── DATASET ENTRIES ──

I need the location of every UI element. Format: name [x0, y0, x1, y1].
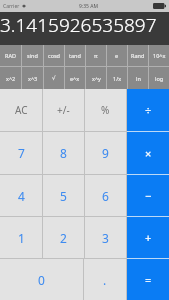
button[interactable]: Add [127, 217, 169, 258]
button[interactable]: % [85, 89, 126, 131]
staticText: e^x [70, 75, 80, 82]
button[interactable]: π [86, 45, 106, 66]
button[interactable]: x^y [86, 67, 106, 89]
staticText: − [145, 188, 152, 203]
staticText: √ [52, 75, 56, 81]
staticText: tand [69, 52, 81, 59]
staticText: 3.14159265358979 [0, 12, 166, 45]
staticText: ÷ [145, 103, 152, 118]
button[interactable]: Divide [127, 89, 169, 131]
button[interactable]: Subtract [127, 175, 169, 216]
button[interactable]: 2 [43, 217, 84, 258]
button[interactable]: 8 [43, 132, 84, 174]
staticText: 9 [102, 145, 109, 161]
button[interactable]: Multiply [127, 132, 169, 174]
button[interactable]: cosd [44, 45, 64, 66]
button[interactable]: log [149, 67, 169, 89]
staticText: 9:35 AM [79, 3, 99, 10]
staticText: RAD [5, 52, 16, 59]
button[interactable]: Rand [128, 45, 148, 66]
button[interactable]: 9 [85, 132, 126, 174]
button[interactable]: x^2 [0, 67, 21, 89]
staticText: 7 [18, 145, 25, 161]
button[interactable]: 4 [0, 175, 42, 216]
staticText: π [94, 52, 98, 59]
staticText: . [103, 272, 107, 288]
button[interactable]: 6 [85, 175, 126, 216]
staticText: sind [27, 52, 38, 59]
staticText: % [101, 103, 110, 117]
staticText: 8 [60, 145, 67, 161]
staticText: 1 [18, 230, 25, 246]
staticText: 1/x [113, 75, 122, 82]
staticText: x^3 [28, 75, 38, 82]
button[interactable]: √ [44, 67, 64, 89]
button[interactable]: 1/x [107, 67, 127, 89]
button[interactable]: 1 [0, 217, 42, 258]
staticText: 5 [60, 188, 67, 204]
button[interactable]: +/- [43, 89, 84, 131]
button[interactable]: e [107, 45, 127, 66]
staticText: e [115, 52, 119, 59]
staticText: x^y [92, 75, 101, 82]
button[interactable]: sind [22, 45, 43, 66]
staticText: 6 [102, 188, 109, 204]
button[interactable]: tand [65, 45, 85, 66]
staticText: Rand [131, 52, 145, 59]
button[interactable]: RAD [0, 45, 21, 66]
staticText: cosd [48, 52, 60, 59]
staticText: ln [136, 75, 141, 82]
staticText: log [155, 75, 164, 82]
button[interactable]: x^3 [22, 67, 43, 89]
staticText: 2 [60, 230, 67, 246]
button[interactable]: 5 [43, 175, 84, 216]
staticText: = [145, 272, 152, 287]
staticText: AC [15, 103, 28, 117]
button[interactable]: . [84, 259, 126, 300]
button[interactable]: 3 [85, 217, 126, 258]
button[interactable]: 0 [0, 259, 83, 300]
button[interactable]: AC [0, 89, 42, 131]
staticText: 0 [38, 272, 45, 288]
staticText: 3 [102, 230, 109, 246]
button[interactable]: 10^x [149, 45, 169, 66]
button[interactable]: ln [128, 67, 148, 89]
staticText: 4 [18, 188, 25, 204]
staticText: × [145, 146, 152, 161]
staticText: Carrier [3, 3, 20, 10]
staticText: 10^x [153, 52, 166, 59]
staticText: + [145, 230, 152, 245]
button[interactable]: Equals [127, 259, 169, 300]
staticText: x^2 [6, 75, 16, 82]
button[interactable]: 7 [0, 132, 42, 174]
button[interactable]: e^x [65, 67, 85, 89]
staticText: +/- [57, 103, 70, 117]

───

**EXERCISE AIM:** Could you render every line of the records above as a numbered list, dropping blank lines and leaving the pictures out?

**EXPECTED ANSWER:**
1. I need the location of every UI element. Format: name [x0, y0, x1, y1].
2. button[interactable]: Add [127, 217, 169, 258]
3. button[interactable]: % [85, 89, 126, 131]
4. staticText: e^x [70, 75, 80, 82]
5. button[interactable]: π [86, 45, 106, 66]
6. button[interactable]: x^y [86, 67, 106, 89]
7. staticText: − [145, 188, 152, 203]
8. staticText: √ [52, 75, 56, 81]
9. staticText: tand [69, 52, 81, 59]
10. staticText: 3.14159265358979 [0, 12, 166, 45]
11. staticText: ÷ [145, 103, 152, 118]
12. button[interactable]: Divide [127, 89, 169, 131]
13. button[interactable]: Subtract [127, 175, 169, 216]
14. button[interactable]: 2 [43, 217, 84, 258]
15. button[interactable]: 8 [43, 132, 84, 174]
16. staticText: 9 [102, 145, 109, 161]
17. button[interactable]: Multiply [127, 132, 169, 174]
18. button[interactable]: cosd [44, 45, 64, 66]
19. button[interactable]: log [149, 67, 169, 89]
20. staticText: 9:35 AM [79, 3, 99, 10]
21. staticText: RAD [5, 52, 16, 59]
22. button[interactable]: Rand [128, 45, 148, 66]
23. button[interactable]: 9 [85, 132, 126, 174]
24. button[interactable]: x^2 [0, 67, 21, 89]
25. staticText: 7 [18, 145, 25, 161]
26. button[interactable]: 4 [0, 175, 42, 216]
27. staticText: π [94, 52, 98, 59]
28. staticText: . [103, 272, 107, 288]
29. button[interactable]: 6 [85, 175, 126, 216]
30. staticText: sind [27, 52, 38, 59]
31. staticText: % [101, 103, 110, 117]
32. staticText: 8 [60, 145, 67, 161]
33. staticText: 1 [18, 230, 25, 246]
34. staticText: 1/x [113, 75, 122, 82]
35. staticText: x^3 [28, 75, 38, 82]
36. button[interactable]: √ [44, 67, 64, 89]
37. button[interactable]: 1/x [107, 67, 127, 89]
38. button[interactable]: 1 [0, 217, 42, 258]
39. staticText: 5 [60, 188, 67, 204]
40. button[interactable]: +/- [43, 89, 84, 131]
41. button[interactable]: e [107, 45, 127, 66]
42. staticText: e [115, 52, 119, 59]
43. staticText: x^y [92, 75, 101, 82]
44. button[interactable]: sind [22, 45, 43, 66]
45. staticText: 6 [102, 188, 109, 204]
46. button[interactable]: tand [65, 45, 85, 66]
47. staticText: Rand [131, 52, 145, 59]
48. button[interactable]: RAD [0, 45, 21, 66]
49. staticText: cosd [48, 52, 60, 59]
50. staticText: ln [136, 75, 141, 82]
51. staticText: log [155, 75, 164, 82]
52. button[interactable]: x^3 [22, 67, 43, 89]
53. staticText: 2 [60, 230, 67, 246]
54. button[interactable]: 5 [43, 175, 84, 216]
55. staticText: = [145, 272, 152, 287]
56. staticText: AC [15, 103, 28, 117]
57. button[interactable]: . [84, 259, 126, 300]
58. button[interactable]: 3 [85, 217, 126, 258]
59. button[interactable]: 0 [0, 259, 83, 300]
60. button[interactable]: AC [0, 89, 42, 131]
61. staticText: 0 [38, 272, 45, 288]
62. staticText: 3 [102, 230, 109, 246]
63. button[interactable]: 10^x [149, 45, 169, 66]
64. button[interactable]: ln [128, 67, 148, 89]
65. staticText: 4 [18, 188, 25, 204]
66. staticText: × [145, 146, 152, 161]
67. staticText: Carrier [3, 3, 20, 10]
68. staticText: 10^x [153, 52, 166, 59]
69. staticText: + [145, 230, 152, 245]
70. button[interactable]: Equals [127, 259, 169, 300]
71. staticText: x^2 [6, 75, 16, 82]
72. button[interactable]: 7 [0, 132, 42, 174]
73. button[interactable]: e^x [65, 67, 85, 89]
74. staticText: +/- [57, 103, 70, 117]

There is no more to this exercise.